#### Task prompt
Please repeat the material between the lines holding "- message-line: 需要用心去体会;无需拥有太多，愿: [56, 265, 317, 285]" and "- composer-input-container: [18, 978, 404, 1030]", inclusive.

━━━ Given records

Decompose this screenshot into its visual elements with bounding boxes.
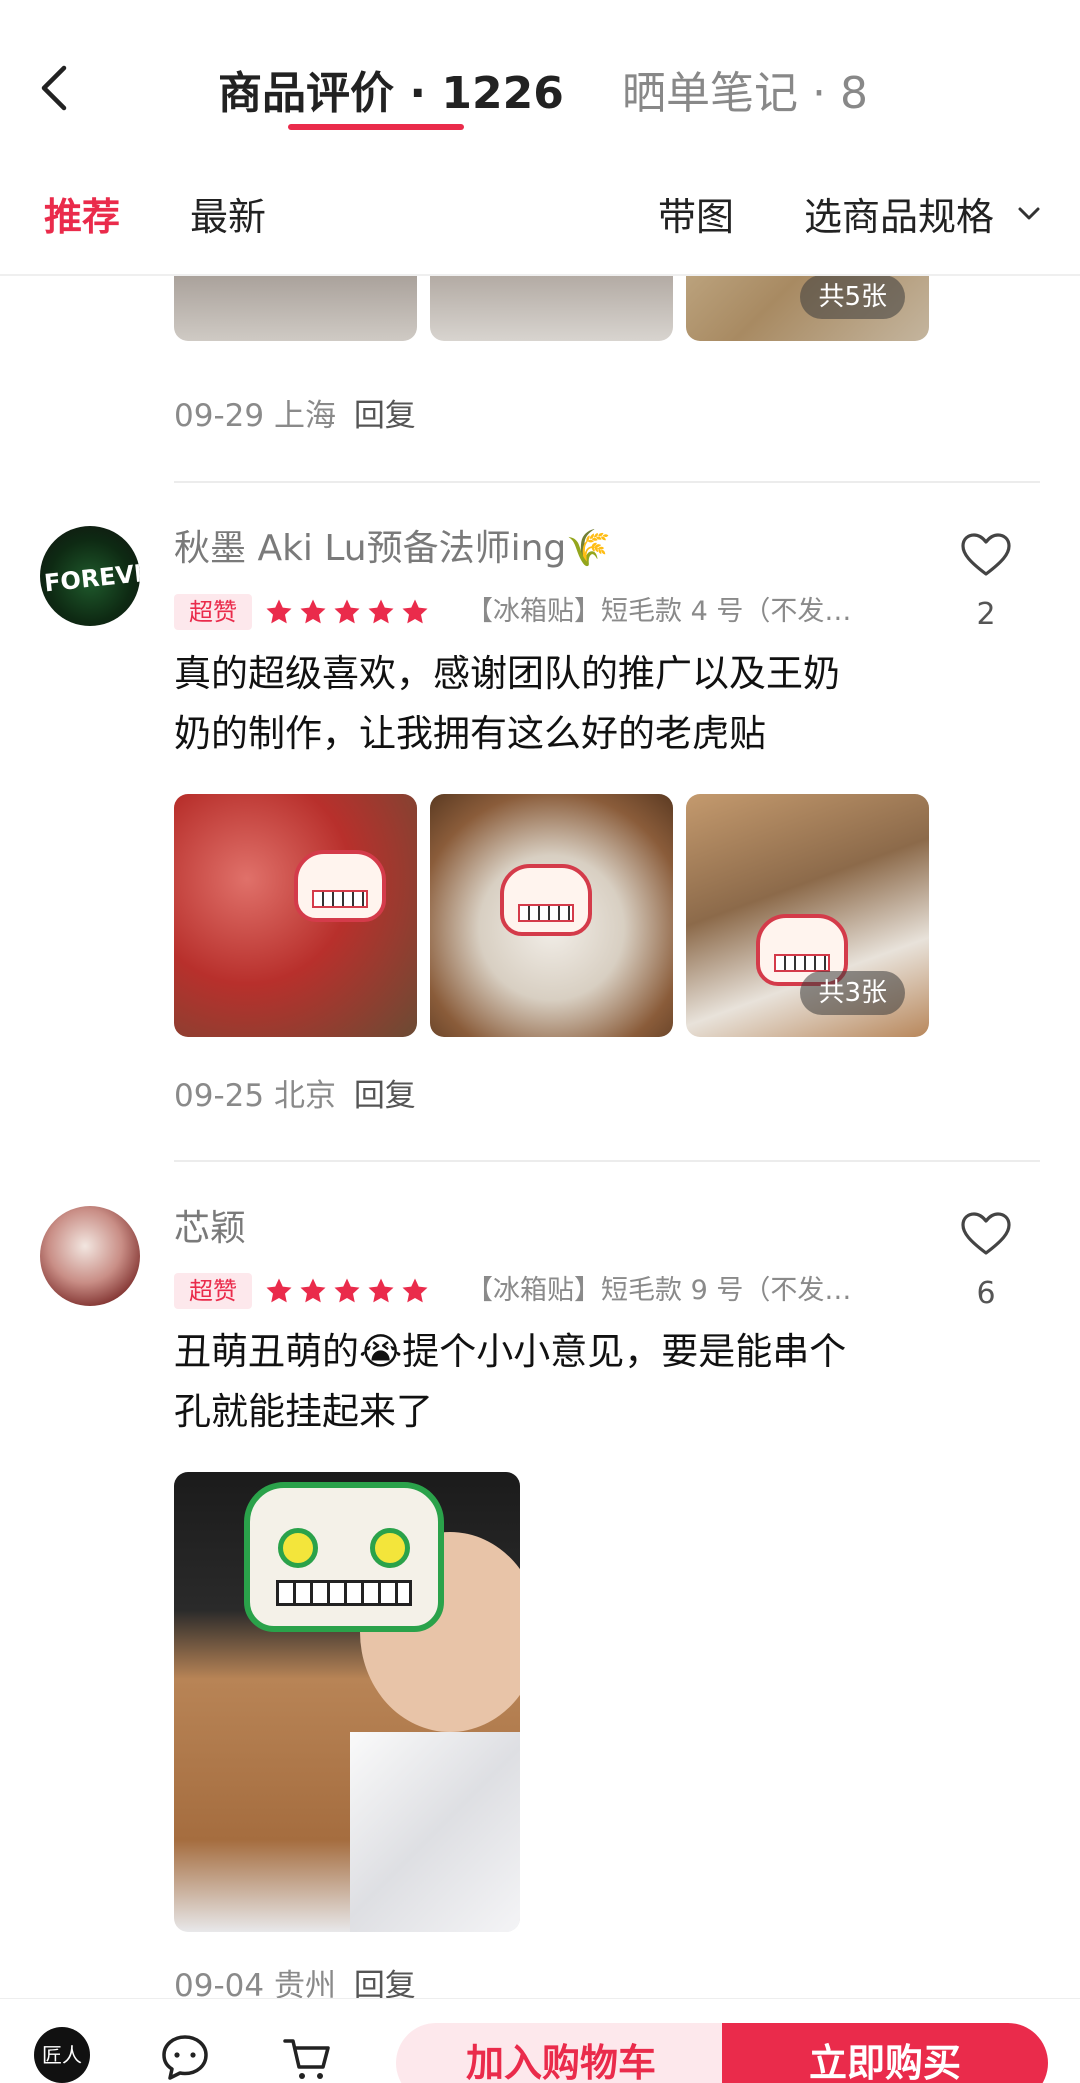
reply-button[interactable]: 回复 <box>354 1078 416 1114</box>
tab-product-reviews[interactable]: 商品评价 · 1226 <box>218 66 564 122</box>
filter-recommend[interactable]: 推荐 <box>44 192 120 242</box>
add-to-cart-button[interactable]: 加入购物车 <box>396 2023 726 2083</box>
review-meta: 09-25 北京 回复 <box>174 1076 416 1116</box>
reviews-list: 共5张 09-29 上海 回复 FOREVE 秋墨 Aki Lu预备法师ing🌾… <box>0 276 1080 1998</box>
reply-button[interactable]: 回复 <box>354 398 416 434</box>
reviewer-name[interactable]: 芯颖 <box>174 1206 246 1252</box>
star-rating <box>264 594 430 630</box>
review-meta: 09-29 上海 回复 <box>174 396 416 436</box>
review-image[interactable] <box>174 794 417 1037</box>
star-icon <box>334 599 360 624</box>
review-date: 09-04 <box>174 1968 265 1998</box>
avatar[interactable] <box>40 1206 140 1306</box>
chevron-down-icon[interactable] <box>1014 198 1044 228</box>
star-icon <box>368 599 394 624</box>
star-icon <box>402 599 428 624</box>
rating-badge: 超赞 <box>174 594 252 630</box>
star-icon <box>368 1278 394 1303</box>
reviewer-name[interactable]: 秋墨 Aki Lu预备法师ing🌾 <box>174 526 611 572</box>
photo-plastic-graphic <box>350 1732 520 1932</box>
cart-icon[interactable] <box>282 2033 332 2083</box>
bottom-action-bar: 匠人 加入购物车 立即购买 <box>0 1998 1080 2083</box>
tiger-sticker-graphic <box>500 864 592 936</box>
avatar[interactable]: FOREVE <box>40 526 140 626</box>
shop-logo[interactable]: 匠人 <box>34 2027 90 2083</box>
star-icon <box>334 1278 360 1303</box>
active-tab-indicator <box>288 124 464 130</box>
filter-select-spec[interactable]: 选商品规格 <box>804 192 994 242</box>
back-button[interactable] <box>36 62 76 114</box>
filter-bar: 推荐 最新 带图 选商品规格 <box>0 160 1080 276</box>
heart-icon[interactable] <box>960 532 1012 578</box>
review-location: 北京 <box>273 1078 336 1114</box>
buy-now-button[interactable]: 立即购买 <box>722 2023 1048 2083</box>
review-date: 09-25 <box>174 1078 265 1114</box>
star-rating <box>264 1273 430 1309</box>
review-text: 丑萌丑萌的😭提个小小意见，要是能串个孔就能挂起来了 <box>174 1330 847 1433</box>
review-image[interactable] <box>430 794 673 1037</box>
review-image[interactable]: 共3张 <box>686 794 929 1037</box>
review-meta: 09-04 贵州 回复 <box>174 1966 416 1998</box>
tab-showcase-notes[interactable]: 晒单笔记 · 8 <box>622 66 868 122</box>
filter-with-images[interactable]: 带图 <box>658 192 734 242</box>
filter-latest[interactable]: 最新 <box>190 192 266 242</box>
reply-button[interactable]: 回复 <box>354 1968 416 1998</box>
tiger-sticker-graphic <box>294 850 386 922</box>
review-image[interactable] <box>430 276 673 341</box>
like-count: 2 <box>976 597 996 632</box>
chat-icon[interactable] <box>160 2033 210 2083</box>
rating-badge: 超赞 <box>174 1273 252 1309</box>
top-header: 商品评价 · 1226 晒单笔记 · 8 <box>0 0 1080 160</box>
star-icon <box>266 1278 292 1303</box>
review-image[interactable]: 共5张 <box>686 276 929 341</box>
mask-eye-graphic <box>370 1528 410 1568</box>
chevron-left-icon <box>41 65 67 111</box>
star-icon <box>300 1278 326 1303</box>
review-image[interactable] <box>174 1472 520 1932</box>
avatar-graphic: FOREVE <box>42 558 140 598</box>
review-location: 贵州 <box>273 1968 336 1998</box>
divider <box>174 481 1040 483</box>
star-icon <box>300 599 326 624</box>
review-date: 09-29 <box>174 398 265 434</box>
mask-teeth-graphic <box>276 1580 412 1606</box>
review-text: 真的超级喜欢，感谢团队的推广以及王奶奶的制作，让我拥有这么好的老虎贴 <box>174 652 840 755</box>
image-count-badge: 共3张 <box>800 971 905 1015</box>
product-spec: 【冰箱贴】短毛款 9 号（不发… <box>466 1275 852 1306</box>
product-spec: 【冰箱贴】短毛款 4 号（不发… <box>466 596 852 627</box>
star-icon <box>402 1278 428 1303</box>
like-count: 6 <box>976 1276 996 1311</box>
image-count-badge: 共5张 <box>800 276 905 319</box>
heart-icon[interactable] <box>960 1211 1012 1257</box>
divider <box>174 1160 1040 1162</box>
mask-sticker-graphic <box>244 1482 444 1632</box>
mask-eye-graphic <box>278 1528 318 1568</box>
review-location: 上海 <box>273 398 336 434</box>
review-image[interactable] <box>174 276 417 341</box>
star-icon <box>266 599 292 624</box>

━━━━━━
━━━ Given records

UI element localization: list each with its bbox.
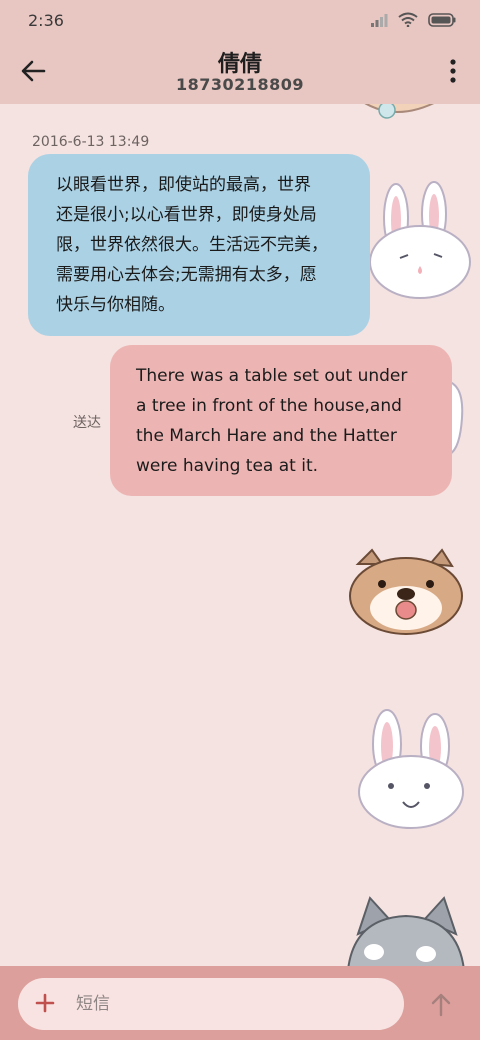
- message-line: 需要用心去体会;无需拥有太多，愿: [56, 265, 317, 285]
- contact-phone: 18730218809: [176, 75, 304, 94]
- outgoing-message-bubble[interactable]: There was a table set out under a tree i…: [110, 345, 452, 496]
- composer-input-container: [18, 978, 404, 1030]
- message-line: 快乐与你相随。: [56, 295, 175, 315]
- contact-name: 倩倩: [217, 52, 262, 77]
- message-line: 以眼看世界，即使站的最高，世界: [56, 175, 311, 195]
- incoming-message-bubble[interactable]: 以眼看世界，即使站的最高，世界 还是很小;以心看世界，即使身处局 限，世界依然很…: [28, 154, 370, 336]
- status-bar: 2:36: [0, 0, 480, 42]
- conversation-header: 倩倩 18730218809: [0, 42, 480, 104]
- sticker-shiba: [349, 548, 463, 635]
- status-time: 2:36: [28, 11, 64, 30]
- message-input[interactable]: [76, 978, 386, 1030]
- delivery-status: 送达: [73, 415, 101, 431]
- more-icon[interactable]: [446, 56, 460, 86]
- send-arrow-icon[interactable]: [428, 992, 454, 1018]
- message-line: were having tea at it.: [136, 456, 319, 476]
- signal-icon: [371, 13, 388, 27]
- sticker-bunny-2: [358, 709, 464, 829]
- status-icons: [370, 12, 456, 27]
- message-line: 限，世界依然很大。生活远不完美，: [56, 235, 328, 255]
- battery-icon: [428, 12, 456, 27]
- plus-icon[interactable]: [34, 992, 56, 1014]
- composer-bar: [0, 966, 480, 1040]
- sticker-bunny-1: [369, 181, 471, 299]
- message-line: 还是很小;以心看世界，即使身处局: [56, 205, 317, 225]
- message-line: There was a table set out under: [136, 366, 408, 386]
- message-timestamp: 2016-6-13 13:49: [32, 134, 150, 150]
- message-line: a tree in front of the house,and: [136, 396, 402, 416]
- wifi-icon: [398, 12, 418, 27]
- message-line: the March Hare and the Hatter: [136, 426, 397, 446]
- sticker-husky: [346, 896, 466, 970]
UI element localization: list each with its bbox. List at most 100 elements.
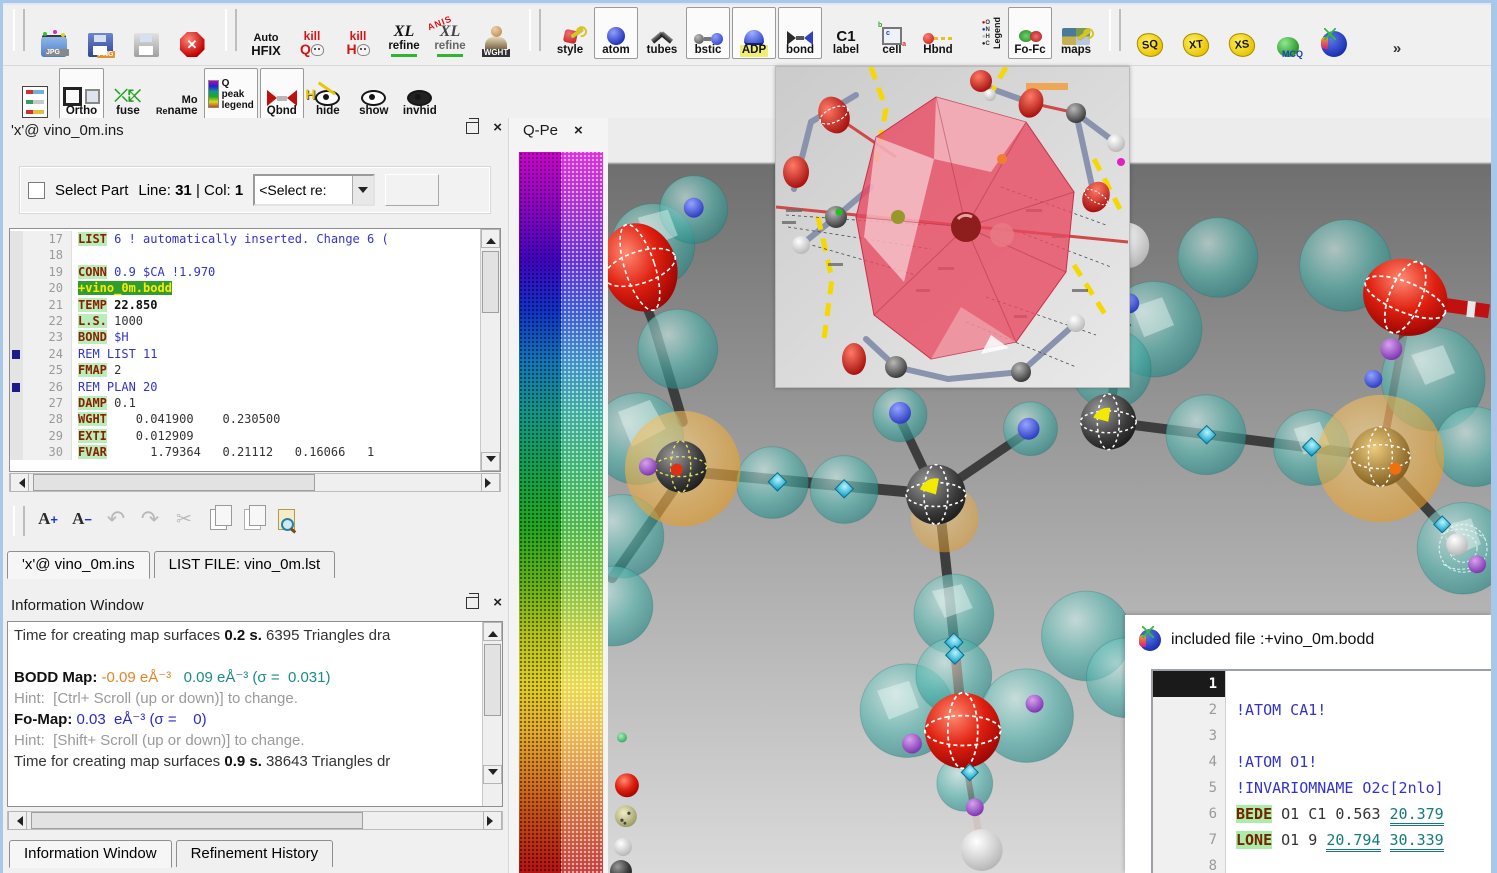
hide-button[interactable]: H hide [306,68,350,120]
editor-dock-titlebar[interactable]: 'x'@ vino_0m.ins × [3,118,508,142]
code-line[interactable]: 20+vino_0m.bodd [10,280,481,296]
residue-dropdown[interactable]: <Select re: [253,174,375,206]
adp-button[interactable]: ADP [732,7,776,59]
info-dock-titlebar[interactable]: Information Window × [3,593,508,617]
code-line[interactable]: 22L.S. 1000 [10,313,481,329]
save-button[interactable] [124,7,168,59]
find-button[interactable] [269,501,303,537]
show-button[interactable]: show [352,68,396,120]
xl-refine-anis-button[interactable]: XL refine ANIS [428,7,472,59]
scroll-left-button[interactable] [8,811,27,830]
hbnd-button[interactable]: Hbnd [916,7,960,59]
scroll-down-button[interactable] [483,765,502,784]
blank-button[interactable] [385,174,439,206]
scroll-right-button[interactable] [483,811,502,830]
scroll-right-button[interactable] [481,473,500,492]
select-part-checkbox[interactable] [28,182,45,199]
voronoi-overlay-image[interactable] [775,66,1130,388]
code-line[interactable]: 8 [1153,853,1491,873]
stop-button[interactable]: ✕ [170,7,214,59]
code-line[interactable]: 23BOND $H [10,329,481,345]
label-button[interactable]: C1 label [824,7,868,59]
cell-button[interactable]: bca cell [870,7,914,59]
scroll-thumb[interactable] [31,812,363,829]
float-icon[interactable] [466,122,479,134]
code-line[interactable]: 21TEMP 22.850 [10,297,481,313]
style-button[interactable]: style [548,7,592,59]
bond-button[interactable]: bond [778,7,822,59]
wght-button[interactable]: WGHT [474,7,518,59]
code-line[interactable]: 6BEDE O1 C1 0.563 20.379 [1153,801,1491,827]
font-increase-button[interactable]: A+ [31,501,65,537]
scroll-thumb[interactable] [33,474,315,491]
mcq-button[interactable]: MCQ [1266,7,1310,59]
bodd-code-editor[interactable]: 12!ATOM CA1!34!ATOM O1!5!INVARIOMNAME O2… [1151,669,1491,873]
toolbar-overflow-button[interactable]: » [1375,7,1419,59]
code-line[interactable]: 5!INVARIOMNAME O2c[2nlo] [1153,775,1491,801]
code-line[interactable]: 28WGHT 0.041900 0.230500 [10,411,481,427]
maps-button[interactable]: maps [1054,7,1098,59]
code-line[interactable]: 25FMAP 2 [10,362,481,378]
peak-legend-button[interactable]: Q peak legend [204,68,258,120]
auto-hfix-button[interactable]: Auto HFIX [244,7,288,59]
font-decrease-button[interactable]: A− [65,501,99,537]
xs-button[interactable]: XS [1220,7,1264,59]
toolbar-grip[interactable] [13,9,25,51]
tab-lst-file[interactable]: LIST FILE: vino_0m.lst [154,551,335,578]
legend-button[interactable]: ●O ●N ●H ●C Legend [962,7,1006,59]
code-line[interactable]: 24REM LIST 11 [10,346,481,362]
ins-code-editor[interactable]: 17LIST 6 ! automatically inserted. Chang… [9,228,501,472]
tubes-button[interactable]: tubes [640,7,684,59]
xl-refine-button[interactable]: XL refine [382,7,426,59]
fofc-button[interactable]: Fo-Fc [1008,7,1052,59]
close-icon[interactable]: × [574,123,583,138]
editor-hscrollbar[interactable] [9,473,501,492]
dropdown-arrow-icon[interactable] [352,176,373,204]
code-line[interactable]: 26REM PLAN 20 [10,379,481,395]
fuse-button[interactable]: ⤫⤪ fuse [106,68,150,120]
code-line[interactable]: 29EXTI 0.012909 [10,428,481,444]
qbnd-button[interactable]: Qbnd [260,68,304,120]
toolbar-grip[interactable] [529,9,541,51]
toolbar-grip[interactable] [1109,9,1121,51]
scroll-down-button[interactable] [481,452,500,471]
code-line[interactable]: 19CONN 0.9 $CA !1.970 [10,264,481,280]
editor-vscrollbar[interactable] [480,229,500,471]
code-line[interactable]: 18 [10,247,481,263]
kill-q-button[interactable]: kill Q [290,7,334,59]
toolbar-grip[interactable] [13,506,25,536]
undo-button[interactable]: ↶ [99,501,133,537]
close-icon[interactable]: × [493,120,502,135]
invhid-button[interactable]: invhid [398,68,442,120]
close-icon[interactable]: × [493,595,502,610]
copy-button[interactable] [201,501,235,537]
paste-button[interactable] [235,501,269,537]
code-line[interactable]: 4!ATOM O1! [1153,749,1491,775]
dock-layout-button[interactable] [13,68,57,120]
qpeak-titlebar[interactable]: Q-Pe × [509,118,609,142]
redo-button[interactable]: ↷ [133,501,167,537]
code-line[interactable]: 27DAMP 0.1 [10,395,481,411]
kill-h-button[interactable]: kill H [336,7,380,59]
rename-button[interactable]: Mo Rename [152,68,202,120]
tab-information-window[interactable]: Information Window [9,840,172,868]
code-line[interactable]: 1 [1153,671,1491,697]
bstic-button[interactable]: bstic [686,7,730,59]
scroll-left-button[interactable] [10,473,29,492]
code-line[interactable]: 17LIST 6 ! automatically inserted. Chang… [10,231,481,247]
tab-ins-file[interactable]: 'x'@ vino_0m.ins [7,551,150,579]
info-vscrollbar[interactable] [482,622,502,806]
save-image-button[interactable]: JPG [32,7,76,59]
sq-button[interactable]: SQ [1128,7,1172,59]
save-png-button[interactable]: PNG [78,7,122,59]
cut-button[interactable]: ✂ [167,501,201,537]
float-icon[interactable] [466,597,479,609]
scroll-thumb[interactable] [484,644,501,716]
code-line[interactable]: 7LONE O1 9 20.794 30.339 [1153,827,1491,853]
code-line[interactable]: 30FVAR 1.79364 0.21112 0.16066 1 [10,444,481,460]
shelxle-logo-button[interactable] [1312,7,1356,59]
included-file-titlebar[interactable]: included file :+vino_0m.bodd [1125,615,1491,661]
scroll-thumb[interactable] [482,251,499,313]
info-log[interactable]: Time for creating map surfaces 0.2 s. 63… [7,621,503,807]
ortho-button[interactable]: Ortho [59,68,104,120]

━━━━━━
━━━ Given records

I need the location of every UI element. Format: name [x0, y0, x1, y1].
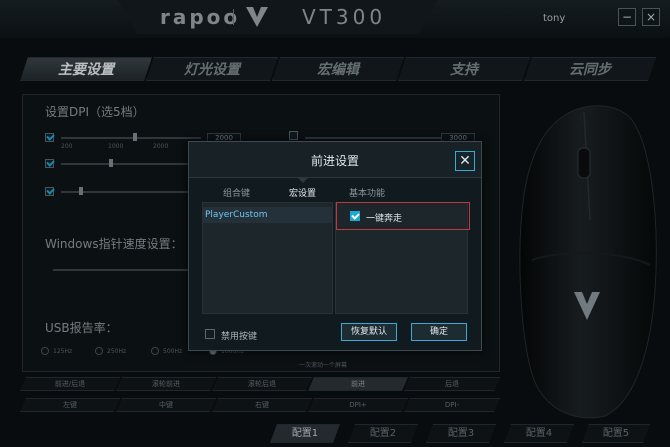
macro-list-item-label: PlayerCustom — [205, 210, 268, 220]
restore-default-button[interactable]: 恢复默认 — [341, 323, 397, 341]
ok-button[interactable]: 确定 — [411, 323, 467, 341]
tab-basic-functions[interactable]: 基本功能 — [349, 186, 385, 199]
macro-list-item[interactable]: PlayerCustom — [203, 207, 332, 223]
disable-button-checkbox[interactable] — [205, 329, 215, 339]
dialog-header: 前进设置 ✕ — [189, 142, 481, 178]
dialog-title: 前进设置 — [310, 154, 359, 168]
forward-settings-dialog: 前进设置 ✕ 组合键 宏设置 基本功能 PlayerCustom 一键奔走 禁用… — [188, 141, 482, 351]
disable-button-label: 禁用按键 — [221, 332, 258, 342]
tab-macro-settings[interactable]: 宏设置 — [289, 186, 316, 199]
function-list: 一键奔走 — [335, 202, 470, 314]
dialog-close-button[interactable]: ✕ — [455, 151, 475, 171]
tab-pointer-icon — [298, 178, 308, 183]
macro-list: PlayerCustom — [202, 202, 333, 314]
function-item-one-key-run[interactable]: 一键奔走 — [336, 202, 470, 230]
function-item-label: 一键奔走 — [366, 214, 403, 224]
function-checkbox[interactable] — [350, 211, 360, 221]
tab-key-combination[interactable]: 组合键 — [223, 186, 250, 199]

━━━━━━

#### Result
- message-line: 需要用心去体会;无需拥有太多，愿: [56, 265, 317, 285]
- contact-phone: 18730218809: [176, 75, 304, 94]
- outgoing-message-bubble[interactable]: There was a table set out under a tree i…: [110, 345, 452, 496]
- composer-input-container: [18, 978, 404, 1030]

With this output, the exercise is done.